#### [PROBLEM REQUIREMENTS]
Quote, verbatim, all material below, without pictures.

#### [Entries taken from a collection]
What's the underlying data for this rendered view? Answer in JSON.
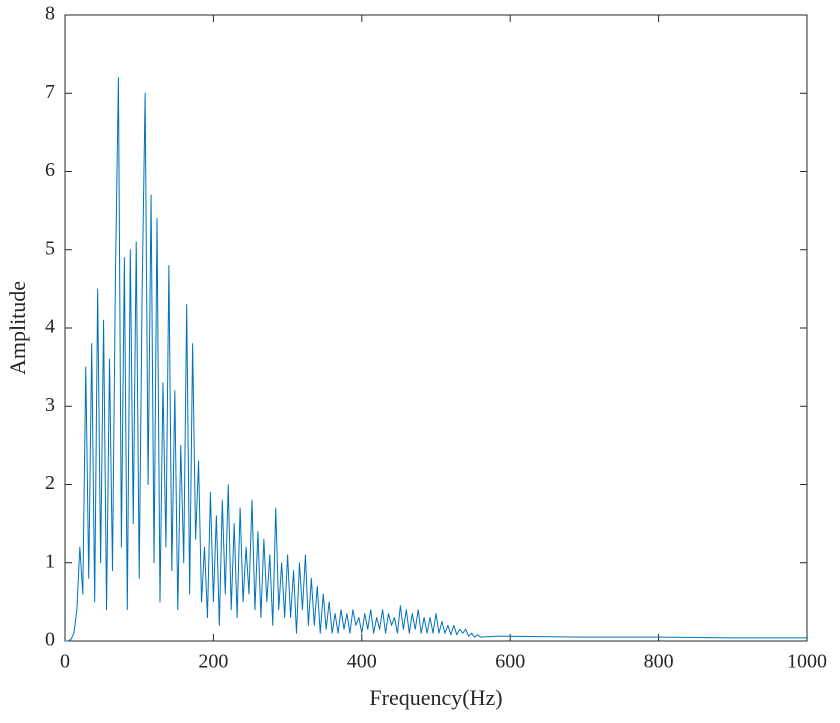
{
  "chart_data": {
    "type": "line",
    "xlabel": "Frequency(Hz)",
    "ylabel": "Amplitude",
    "color": "#0072bd",
    "xlim": [
      0,
      1000
    ],
    "xticks": [
      0,
      200,
      400,
      600,
      800,
      1000
    ],
    "ylim": [
      0,
      8
    ],
    "yticks": [
      0,
      1,
      2,
      3,
      4,
      5,
      6,
      7,
      8
    ],
    "grid": false,
    "x": [
      0,
      4,
      8,
      12,
      16,
      20,
      24,
      28,
      32,
      36,
      40,
      44,
      48,
      52,
      56,
      60,
      64,
      68,
      72,
      76,
      80,
      84,
      88,
      92,
      96,
      100,
      104,
      108,
      112,
      116,
      120,
      124,
      128,
      132,
      136,
      140,
      144,
      148,
      152,
      156,
      160,
      164,
      168,
      172,
      176,
      180,
      184,
      188,
      192,
      196,
      200,
      204,
      208,
      212,
      216,
      220,
      224,
      228,
      232,
      236,
      240,
      244,
      248,
      252,
      256,
      260,
      264,
      268,
      272,
      276,
      280,
      284,
      288,
      292,
      296,
      300,
      304,
      308,
      312,
      316,
      320,
      324,
      328,
      332,
      336,
      340,
      344,
      348,
      352,
      356,
      360,
      364,
      368,
      372,
      376,
      380,
      384,
      388,
      392,
      396,
      400,
      404,
      408,
      412,
      416,
      420,
      424,
      428,
      432,
      436,
      440,
      444,
      448,
      452,
      456,
      460,
      464,
      468,
      472,
      476,
      480,
      484,
      488,
      492,
      496,
      500,
      504,
      508,
      512,
      516,
      520,
      524,
      528,
      532,
      536,
      540,
      544,
      548,
      552,
      556,
      560,
      580,
      600,
      700,
      800,
      900,
      1000
    ],
    "values": [
      0,
      0,
      0.02,
      0.1,
      0.4,
      1.2,
      0.6,
      3.5,
      0.8,
      3.8,
      0.5,
      4.5,
      1.0,
      4.1,
      0.4,
      3.6,
      0.9,
      4.7,
      7.2,
      1.2,
      4.9,
      0.4,
      5.0,
      1.5,
      5.1,
      0.8,
      4.5,
      7.0,
      2.0,
      5.7,
      1.0,
      5.4,
      0.5,
      3.3,
      1.2,
      4.8,
      0.9,
      3.2,
      0.4,
      2.5,
      1.0,
      4.3,
      0.6,
      3.8,
      1.3,
      2.3,
      0.5,
      1.2,
      0.3,
      1.9,
      0.5,
      1.6,
      0.2,
      1.8,
      0.6,
      2.0,
      0.4,
      1.5,
      0.3,
      1.7,
      0.5,
      1.2,
      0.6,
      1.8,
      0.4,
      1.4,
      0.3,
      1.3,
      0.5,
      1.1,
      0.2,
      1.7,
      0.4,
      1.0,
      0.3,
      1.1,
      0.3,
      0.9,
      0.1,
      1.0,
      0.4,
      1.1,
      0.2,
      0.8,
      0.2,
      0.7,
      0.1,
      0.6,
      0.15,
      0.5,
      0.1,
      0.35,
      0.1,
      0.4,
      0.15,
      0.35,
      0.1,
      0.4,
      0.2,
      0.3,
      0.1,
      0.35,
      0.15,
      0.4,
      0.1,
      0.3,
      0.15,
      0.4,
      0.1,
      0.35,
      0.2,
      0.3,
      0.1,
      0.45,
      0.15,
      0.4,
      0.1,
      0.35,
      0.15,
      0.4,
      0.1,
      0.3,
      0.1,
      0.3,
      0.1,
      0.35,
      0.1,
      0.25,
      0.1,
      0.2,
      0.08,
      0.2,
      0.08,
      0.15,
      0.1,
      0.15,
      0.06,
      0.1,
      0.05,
      0.08,
      0.05,
      0.06,
      0.06,
      0.05,
      0.05,
      0.04,
      0.04
    ]
  }
}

#### [EXERCISE RESPONSE]
What's the underlying data for this rendered view? Answer in JSON.
{
  "chart_data": {
    "type": "line",
    "xlabel": "Frequency(Hz)",
    "ylabel": "Amplitude",
    "color": "#0072bd",
    "xlim": [
      0,
      1000
    ],
    "xticks": [
      0,
      200,
      400,
      600,
      800,
      1000
    ],
    "ylim": [
      0,
      8
    ],
    "yticks": [
      0,
      1,
      2,
      3,
      4,
      5,
      6,
      7,
      8
    ],
    "grid": false,
    "x": [
      0,
      4,
      8,
      12,
      16,
      20,
      24,
      28,
      32,
      36,
      40,
      44,
      48,
      52,
      56,
      60,
      64,
      68,
      72,
      76,
      80,
      84,
      88,
      92,
      96,
      100,
      104,
      108,
      112,
      116,
      120,
      124,
      128,
      132,
      136,
      140,
      144,
      148,
      152,
      156,
      160,
      164,
      168,
      172,
      176,
      180,
      184,
      188,
      192,
      196,
      200,
      204,
      208,
      212,
      216,
      220,
      224,
      228,
      232,
      236,
      240,
      244,
      248,
      252,
      256,
      260,
      264,
      268,
      272,
      276,
      280,
      284,
      288,
      292,
      296,
      300,
      304,
      308,
      312,
      316,
      320,
      324,
      328,
      332,
      336,
      340,
      344,
      348,
      352,
      356,
      360,
      364,
      368,
      372,
      376,
      380,
      384,
      388,
      392,
      396,
      400,
      404,
      408,
      412,
      416,
      420,
      424,
      428,
      432,
      436,
      440,
      444,
      448,
      452,
      456,
      460,
      464,
      468,
      472,
      476,
      480,
      484,
      488,
      492,
      496,
      500,
      504,
      508,
      512,
      516,
      520,
      524,
      528,
      532,
      536,
      540,
      544,
      548,
      552,
      556,
      560,
      580,
      600,
      700,
      800,
      900,
      1000
    ],
    "values": [
      0,
      0,
      0.02,
      0.1,
      0.4,
      1.2,
      0.6,
      3.5,
      0.8,
      3.8,
      0.5,
      4.5,
      1.0,
      4.1,
      0.4,
      3.6,
      0.9,
      4.7,
      7.2,
      1.2,
      4.9,
      0.4,
      5.0,
      1.5,
      5.1,
      0.8,
      4.5,
      7.0,
      2.0,
      5.7,
      1.0,
      5.4,
      0.5,
      3.3,
      1.2,
      4.8,
      0.9,
      3.2,
      0.4,
      2.5,
      1.0,
      4.3,
      0.6,
      3.8,
      1.3,
      2.3,
      0.5,
      1.2,
      0.3,
      1.9,
      0.5,
      1.6,
      0.2,
      1.8,
      0.6,
      2.0,
      0.4,
      1.5,
      0.3,
      1.7,
      0.5,
      1.2,
      0.6,
      1.8,
      0.4,
      1.4,
      0.3,
      1.3,
      0.5,
      1.1,
      0.2,
      1.7,
      0.4,
      1.0,
      0.3,
      1.1,
      0.3,
      0.9,
      0.1,
      1.0,
      0.4,
      1.1,
      0.2,
      0.8,
      0.2,
      0.7,
      0.1,
      0.6,
      0.15,
      0.5,
      0.1,
      0.35,
      0.1,
      0.4,
      0.15,
      0.35,
      0.1,
      0.4,
      0.2,
      0.3,
      0.1,
      0.35,
      0.15,
      0.4,
      0.1,
      0.3,
      0.15,
      0.4,
      0.1,
      0.35,
      0.2,
      0.3,
      0.1,
      0.45,
      0.15,
      0.4,
      0.1,
      0.35,
      0.15,
      0.4,
      0.1,
      0.3,
      0.1,
      0.3,
      0.1,
      0.35,
      0.1,
      0.25,
      0.1,
      0.2,
      0.08,
      0.2,
      0.08,
      0.15,
      0.1,
      0.15,
      0.06,
      0.1,
      0.05,
      0.08,
      0.05,
      0.06,
      0.06,
      0.05,
      0.05,
      0.04,
      0.04
    ]
  }
}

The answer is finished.